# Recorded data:
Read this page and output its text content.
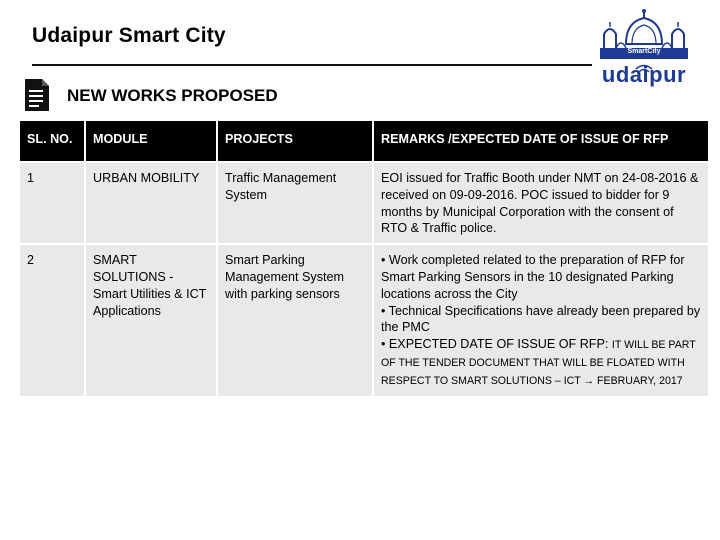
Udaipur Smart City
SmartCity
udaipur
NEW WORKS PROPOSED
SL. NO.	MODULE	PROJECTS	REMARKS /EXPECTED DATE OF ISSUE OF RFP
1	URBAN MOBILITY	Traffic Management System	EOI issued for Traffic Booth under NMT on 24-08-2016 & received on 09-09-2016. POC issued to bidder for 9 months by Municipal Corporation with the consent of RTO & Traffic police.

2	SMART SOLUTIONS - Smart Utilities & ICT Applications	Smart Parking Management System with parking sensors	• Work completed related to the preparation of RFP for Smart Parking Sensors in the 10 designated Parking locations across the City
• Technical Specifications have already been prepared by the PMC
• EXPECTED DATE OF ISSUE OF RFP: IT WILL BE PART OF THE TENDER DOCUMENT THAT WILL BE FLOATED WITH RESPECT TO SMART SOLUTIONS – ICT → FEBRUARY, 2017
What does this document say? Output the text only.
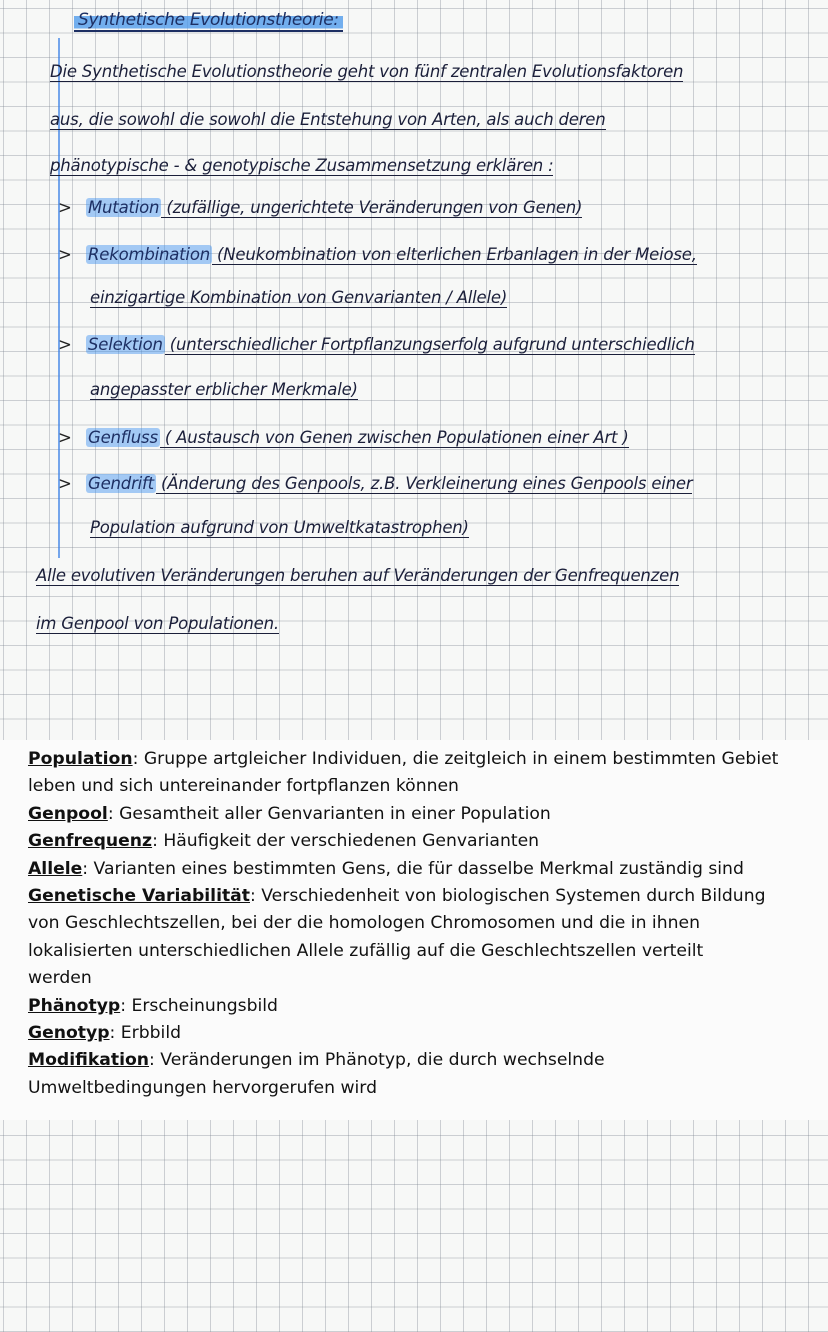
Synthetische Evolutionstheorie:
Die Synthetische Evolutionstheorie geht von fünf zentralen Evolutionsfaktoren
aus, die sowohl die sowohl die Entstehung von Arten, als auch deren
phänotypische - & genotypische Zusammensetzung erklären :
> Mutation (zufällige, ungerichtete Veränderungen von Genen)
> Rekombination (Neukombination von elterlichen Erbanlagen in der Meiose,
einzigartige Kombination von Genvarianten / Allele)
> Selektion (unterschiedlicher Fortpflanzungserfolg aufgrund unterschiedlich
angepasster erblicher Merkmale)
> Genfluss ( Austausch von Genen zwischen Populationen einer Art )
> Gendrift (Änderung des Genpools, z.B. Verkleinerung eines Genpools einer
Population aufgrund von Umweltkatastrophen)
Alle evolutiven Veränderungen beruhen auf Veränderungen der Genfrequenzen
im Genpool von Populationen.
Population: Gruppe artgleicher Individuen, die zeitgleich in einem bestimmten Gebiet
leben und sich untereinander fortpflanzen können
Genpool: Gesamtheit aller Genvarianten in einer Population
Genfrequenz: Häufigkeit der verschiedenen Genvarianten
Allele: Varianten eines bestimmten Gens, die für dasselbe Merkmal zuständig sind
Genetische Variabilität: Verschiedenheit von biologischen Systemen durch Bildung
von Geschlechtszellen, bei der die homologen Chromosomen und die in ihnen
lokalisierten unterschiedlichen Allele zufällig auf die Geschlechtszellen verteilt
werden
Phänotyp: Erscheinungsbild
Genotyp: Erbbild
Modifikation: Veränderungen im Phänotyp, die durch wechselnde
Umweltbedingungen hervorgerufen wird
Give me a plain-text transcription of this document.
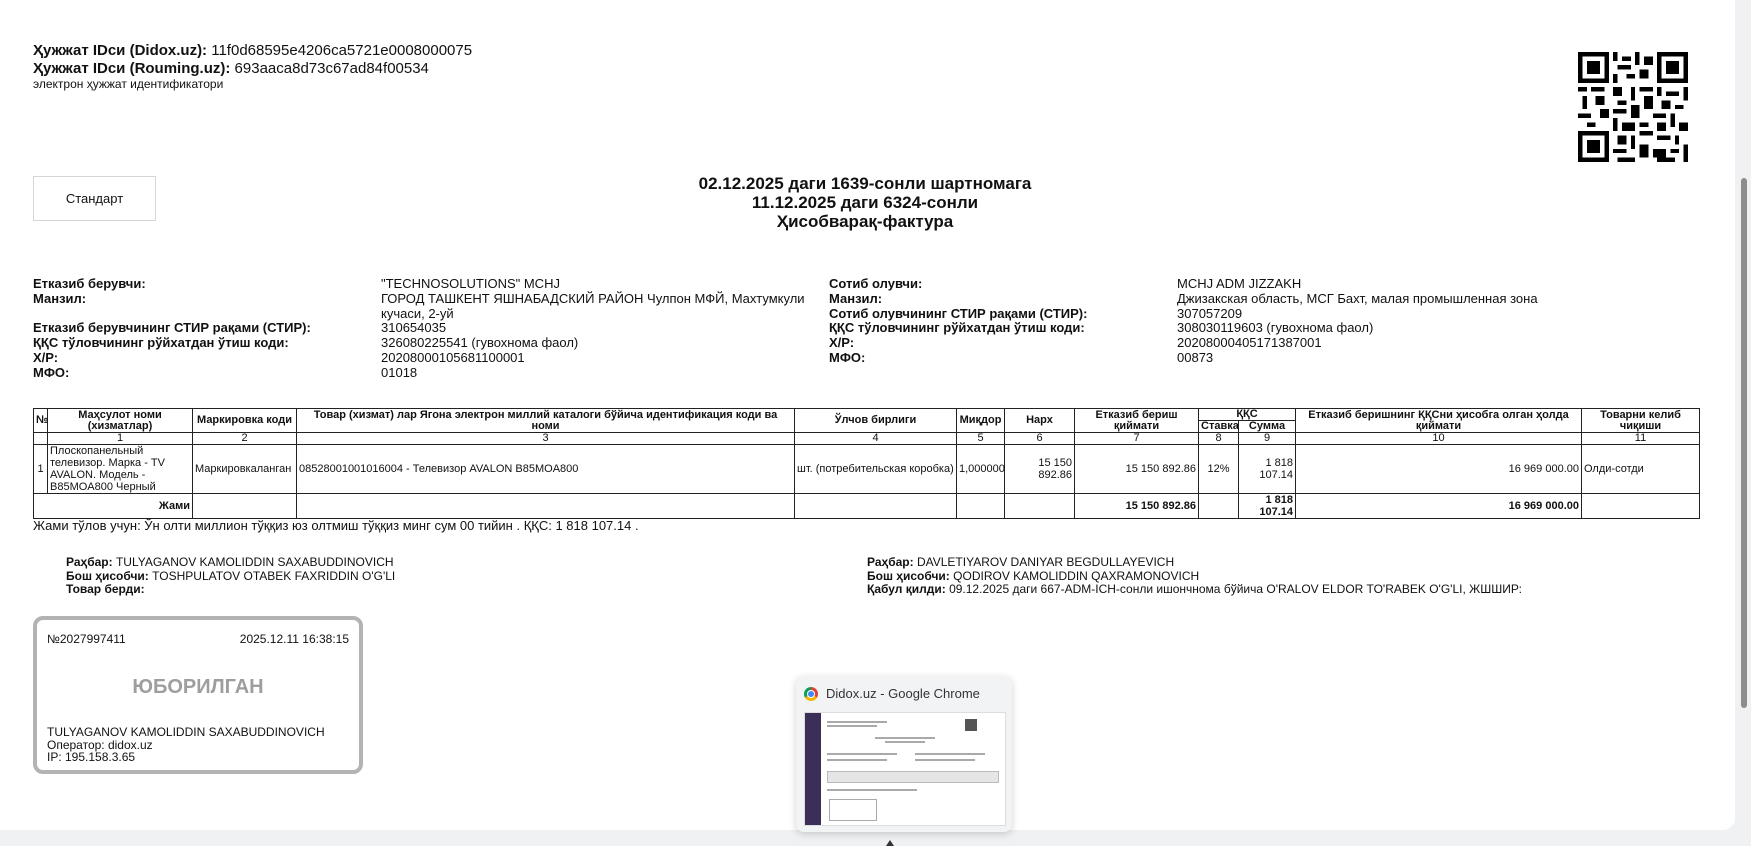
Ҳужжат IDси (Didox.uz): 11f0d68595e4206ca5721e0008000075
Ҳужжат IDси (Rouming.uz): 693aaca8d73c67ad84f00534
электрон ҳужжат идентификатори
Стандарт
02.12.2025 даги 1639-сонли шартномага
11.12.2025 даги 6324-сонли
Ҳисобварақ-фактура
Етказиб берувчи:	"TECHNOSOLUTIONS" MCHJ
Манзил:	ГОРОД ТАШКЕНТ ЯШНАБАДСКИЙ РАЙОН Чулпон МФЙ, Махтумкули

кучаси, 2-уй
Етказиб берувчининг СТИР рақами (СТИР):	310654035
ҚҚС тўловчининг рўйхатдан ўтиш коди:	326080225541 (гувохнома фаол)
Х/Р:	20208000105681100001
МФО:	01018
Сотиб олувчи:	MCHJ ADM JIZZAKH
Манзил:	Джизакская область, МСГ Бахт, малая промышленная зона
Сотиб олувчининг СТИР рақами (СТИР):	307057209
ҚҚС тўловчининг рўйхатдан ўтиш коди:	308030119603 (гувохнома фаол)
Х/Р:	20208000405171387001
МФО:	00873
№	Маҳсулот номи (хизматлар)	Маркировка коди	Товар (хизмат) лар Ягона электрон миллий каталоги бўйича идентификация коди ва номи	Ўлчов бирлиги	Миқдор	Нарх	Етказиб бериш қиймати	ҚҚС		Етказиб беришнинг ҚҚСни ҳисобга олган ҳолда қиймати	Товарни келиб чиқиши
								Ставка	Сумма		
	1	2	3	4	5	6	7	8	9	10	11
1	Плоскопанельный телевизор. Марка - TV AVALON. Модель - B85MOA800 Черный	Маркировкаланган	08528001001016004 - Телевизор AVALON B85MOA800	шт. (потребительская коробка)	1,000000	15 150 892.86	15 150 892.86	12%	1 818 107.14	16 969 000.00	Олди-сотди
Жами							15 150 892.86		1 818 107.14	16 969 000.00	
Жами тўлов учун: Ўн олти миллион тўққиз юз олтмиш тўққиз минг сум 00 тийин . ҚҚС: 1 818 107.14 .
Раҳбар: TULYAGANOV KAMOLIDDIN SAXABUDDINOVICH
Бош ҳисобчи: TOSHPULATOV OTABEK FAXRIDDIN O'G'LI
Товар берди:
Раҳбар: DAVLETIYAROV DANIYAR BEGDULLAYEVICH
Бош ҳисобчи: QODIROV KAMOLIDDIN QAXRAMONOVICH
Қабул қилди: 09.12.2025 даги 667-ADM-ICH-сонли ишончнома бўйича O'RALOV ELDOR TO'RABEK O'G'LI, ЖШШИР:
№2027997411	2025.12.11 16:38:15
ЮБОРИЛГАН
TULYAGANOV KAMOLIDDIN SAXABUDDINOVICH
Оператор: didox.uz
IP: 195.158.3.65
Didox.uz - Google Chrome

# Goal of the exercise:
The data above needs to be retyped exactly, with the images left out.

# Answer to this task:
Read this page and output its text content.
Udaipur Smart City
SmartCity
udaipur
NEW WORKS PROPOSED
SL. NO.	MODULE	PROJECTS	REMARKS /EXPECTED DATE OF ISSUE OF RFP
1	URBAN MOBILITY	Traffic Management System	EOI issued for Traffic Booth under NMT on 24-08-2016 & received on 09-09-2016. POC issued to bidder for 9 months by Municipal Corporation with the consent of RTO & Traffic police.

2	SMART SOLUTIONS - Smart Utilities & ICT Applications	Smart Parking Management System with parking sensors	• Work completed related to the preparation of RFP for Smart Parking Sensors in the 10 designated Parking locations across the City
• Technical Specifications have already been prepared by the PMC
• EXPECTED DATE OF ISSUE OF RFP: IT WILL BE PART OF THE TENDER DOCUMENT THAT WILL BE FLOATED WITH RESPECT TO SMART SOLUTIONS – ICT → FEBRUARY, 2017
What does this document say? Output the text only.
Synthetische Evolutionstheorie:
Die Synthetische Evolutionstheorie geht von fünf zentralen Evolutionsfaktoren
aus, die sowohl die sowohl die Entstehung von Arten, als auch deren
phänotypische - & genotypische Zusammensetzung erklären :
> Mutation (zufällige, ungerichtete Veränderungen von Genen)
> Rekombination (Neukombination von elterlichen Erbanlagen in der Meiose,
einzigartige Kombination von Genvarianten / Allele)
> Selektion (unterschiedlicher Fortpflanzungserfolg aufgrund unterschiedlich
angepasster erblicher Merkmale)
> Genfluss ( Austausch von Genen zwischen Populationen einer Art )
> Gendrift (Änderung des Genpools, z.B. Verkleinerung eines Genpools einer
Population aufgrund von Umweltkatastrophen)
Alle evolutiven Veränderungen beruhen auf Veränderungen der Genfrequenzen
im Genpool von Populationen.
Population: Gruppe artgleicher Individuen, die zeitgleich in einem bestimmten Gebiet
leben und sich untereinander fortpflanzen können
Genpool: Gesamtheit aller Genvarianten in einer Population
Genfrequenz: Häufigkeit der verschiedenen Genvarianten
Allele: Varianten eines bestimmten Gens, die für dasselbe Merkmal zuständig sind
Genetische Variabilität: Verschiedenheit von biologischen Systemen durch Bildung
von Geschlechtszellen, bei der die homologen Chromosomen und die in ihnen
lokalisierten unterschiedlichen Allele zufällig auf die Geschlechtszellen verteilt
werden
Phänotyp: Erscheinungsbild
Genotyp: Erbbild
Modifikation: Veränderungen im Phänotyp, die durch wechselnde
Umweltbedingungen hervorgerufen wird
Give me a plain-text transcription of this document.
Ҳужжат IDси (Didox.uz): 11f0d68595e4206ca5721e0008000075
Ҳужжат IDси (Rouming.uz): 693aaca8d73c67ad84f00534
электрон ҳужжат идентификатори
Стандарт
02.12.2025 даги 1639-сонли шартномага
11.12.2025 даги 6324-сонли
Ҳисобварақ-фактура
Етказиб берувчи:	"TECHNOSOLUTIONS" MCHJ
Манзил:	ГОРОД ТАШКЕНТ ЯШНАБАДСКИЙ РАЙОН Чулпон МФЙ, Махтумкули

кучаси, 2-уй
Етказиб берувчининг СТИР рақами (СТИР):	310654035
ҚҚС тўловчининг рўйхатдан ўтиш коди:	326080225541 (гувохнома фаол)
Х/Р:	20208000105681100001
МФО:	01018
Сотиб олувчи:	MCHJ ADM JIZZAKH
Манзил:	Джизакская область, МСГ Бахт, малая промышленная зона
Сотиб олувчининг СТИР рақами (СТИР):	307057209
ҚҚС тўловчининг рўйхатдан ўтиш коди:	308030119603 (гувохнома фаол)
Х/Р:	20208000405171387001
МФО:	00873
№	Маҳсулот номи (хизматлар)	Маркировка коди	Товар (хизмат) лар Ягона электрон миллий каталоги бўйича идентификация коди ва номи	Ўлчов бирлиги	Миқдор	Нарх	Етказиб бериш қиймати	ҚҚС		Етказиб беришнинг ҚҚСни ҳисобга олган ҳолда қиймати	Товарни келиб чиқиши
								Ставка	Сумма		
	1	2	3	4	5	6	7	8	9	10	11
1	Плоскопанельный телевизор. Марка - TV AVALON. Модель - B85MOA800 Черный	Маркировкаланган	08528001001016004 - Телевизор AVALON B85MOA800	шт. (потребительская коробка)	1,000000	15 150 892.86	15 150 892.86	12%	1 818 107.14	16 969 000.00	Олди-сотди
Жами							15 150 892.86		1 818 107.14	16 969 000.00	
Жами тўлов учун: Ўн олти миллион тўққиз юз олтмиш тўққиз минг сум 00 тийин . ҚҚС: 1 818 107.14 .
Раҳбар: TULYAGANOV KAMOLIDDIN SAXABUDDINOVICH
Бош ҳисобчи: TOSHPULATOV OTABEK FAXRIDDIN O'G'LI
Товар берди:
Раҳбар: DAVLETIYAROV DANIYAR BEGDULLAYEVICH
Бош ҳисобчи: QODIROV KAMOLIDDIN QAXRAMONOVICH
Қабул қилди: 09.12.2025 даги 667-ADM-ICH-сонли ишончнома бўйича O'RALOV ELDOR TO'RABEK O'G'LI, ЖШШИР:
№2027997411	2025.12.11 16:38:15
ЮБОРИЛГАН
TULYAGANOV KAMOLIDDIN SAXABUDDINOVICH
Оператор: didox.uz
IP: 195.158.3.65
Didox.uz - Google Chrome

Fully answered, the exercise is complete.